Given data
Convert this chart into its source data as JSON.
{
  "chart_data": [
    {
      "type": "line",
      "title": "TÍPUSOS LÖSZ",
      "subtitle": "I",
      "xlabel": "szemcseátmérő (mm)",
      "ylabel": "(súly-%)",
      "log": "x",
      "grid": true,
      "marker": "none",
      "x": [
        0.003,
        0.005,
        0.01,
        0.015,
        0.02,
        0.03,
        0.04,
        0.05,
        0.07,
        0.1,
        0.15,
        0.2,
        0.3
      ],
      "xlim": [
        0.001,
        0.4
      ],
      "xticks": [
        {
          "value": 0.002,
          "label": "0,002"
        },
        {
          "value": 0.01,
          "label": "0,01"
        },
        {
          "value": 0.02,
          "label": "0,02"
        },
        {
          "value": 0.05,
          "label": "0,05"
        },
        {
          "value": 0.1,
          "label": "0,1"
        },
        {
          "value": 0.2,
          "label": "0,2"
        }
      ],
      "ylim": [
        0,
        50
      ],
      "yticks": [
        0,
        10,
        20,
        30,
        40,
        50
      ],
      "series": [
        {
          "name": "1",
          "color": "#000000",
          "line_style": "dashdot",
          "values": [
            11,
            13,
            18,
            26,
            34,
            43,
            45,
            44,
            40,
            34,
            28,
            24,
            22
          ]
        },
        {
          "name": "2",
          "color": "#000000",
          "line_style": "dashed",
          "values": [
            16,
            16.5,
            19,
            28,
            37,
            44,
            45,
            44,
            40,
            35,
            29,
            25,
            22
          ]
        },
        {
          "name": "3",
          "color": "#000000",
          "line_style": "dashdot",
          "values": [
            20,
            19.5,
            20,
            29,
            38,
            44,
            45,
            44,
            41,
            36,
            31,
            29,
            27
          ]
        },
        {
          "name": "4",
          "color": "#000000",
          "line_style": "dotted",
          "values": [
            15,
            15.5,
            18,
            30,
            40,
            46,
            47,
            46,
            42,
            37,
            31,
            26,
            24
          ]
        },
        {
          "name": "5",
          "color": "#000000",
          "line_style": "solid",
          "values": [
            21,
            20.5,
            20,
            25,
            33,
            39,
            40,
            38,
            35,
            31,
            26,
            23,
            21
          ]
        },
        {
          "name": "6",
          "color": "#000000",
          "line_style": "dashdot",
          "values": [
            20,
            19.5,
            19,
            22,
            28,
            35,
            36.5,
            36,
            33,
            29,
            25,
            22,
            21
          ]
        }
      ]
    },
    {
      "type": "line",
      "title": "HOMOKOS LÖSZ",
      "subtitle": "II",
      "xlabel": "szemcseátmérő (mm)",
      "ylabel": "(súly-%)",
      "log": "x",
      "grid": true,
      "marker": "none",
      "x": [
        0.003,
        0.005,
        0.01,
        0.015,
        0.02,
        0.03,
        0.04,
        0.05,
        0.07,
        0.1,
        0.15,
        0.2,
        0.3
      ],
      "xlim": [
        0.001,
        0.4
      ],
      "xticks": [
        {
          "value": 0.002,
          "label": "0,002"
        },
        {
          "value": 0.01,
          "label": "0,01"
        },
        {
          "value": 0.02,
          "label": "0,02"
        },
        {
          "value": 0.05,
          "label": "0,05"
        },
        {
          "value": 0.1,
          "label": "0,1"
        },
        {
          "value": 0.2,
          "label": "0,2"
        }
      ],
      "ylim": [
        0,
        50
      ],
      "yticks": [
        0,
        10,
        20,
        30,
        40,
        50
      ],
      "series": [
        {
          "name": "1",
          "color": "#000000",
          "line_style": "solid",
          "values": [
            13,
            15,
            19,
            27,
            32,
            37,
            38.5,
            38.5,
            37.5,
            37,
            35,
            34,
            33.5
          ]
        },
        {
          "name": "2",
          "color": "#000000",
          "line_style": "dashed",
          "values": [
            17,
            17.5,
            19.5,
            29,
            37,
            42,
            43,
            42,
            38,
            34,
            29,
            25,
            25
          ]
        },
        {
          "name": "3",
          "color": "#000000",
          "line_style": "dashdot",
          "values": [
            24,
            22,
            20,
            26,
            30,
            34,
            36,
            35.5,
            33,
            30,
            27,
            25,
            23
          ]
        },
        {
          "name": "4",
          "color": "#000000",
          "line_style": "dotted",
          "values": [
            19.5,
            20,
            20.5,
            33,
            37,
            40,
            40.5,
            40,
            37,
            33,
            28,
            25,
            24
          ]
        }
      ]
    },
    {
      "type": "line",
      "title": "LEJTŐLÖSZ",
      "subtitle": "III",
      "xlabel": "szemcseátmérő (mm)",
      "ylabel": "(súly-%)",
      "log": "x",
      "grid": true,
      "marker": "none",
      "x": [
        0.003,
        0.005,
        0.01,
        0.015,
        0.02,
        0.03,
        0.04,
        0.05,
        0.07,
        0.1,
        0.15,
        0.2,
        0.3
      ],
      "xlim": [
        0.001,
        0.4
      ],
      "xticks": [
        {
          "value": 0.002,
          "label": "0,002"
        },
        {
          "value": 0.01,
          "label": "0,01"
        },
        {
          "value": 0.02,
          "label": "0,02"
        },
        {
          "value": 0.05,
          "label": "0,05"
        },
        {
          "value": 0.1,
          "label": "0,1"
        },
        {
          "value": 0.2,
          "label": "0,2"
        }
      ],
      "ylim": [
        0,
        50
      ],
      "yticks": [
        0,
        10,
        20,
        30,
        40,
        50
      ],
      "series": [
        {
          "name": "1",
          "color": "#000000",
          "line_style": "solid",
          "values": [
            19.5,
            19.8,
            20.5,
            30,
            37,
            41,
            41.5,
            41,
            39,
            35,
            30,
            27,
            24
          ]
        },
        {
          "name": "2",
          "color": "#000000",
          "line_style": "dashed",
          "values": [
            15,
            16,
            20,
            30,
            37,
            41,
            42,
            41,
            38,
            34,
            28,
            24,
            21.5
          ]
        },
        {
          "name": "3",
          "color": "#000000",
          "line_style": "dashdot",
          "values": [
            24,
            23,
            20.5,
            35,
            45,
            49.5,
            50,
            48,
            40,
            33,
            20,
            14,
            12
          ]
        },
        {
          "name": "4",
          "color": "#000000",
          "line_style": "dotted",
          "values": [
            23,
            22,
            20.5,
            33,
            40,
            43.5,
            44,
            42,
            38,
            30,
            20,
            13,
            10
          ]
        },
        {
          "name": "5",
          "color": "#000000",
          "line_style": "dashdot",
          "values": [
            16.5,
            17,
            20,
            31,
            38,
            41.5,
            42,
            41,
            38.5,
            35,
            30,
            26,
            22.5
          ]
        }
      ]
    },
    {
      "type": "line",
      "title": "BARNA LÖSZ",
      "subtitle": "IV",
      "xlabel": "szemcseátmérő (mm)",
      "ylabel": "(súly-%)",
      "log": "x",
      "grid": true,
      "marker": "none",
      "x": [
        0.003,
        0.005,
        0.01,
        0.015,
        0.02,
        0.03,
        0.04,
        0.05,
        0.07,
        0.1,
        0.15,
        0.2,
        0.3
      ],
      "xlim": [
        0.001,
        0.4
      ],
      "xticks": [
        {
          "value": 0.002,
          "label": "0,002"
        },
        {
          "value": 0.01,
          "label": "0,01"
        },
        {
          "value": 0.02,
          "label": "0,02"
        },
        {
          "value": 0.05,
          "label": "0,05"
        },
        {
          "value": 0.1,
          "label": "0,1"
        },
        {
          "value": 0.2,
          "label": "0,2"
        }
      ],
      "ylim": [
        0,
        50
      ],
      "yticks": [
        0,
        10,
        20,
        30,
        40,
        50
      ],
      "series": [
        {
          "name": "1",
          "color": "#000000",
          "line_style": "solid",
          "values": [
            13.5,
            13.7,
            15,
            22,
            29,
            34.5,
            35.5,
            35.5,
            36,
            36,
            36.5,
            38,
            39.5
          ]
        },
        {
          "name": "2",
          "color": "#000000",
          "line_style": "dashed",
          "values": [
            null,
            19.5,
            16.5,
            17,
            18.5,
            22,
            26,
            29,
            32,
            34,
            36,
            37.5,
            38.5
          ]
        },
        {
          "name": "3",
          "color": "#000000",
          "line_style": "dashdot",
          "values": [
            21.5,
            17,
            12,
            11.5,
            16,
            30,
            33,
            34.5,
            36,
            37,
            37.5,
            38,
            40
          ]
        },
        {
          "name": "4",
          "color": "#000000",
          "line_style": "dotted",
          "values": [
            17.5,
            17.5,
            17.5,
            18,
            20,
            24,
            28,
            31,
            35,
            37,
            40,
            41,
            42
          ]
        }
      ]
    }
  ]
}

What the task asks
Search the data above for lines holding "subtitle" and copy each of them.

Expected answer
      "subtitle": "I",
      "subtitle": "II",
      "subtitle": "III",
      "subtitle": "IV",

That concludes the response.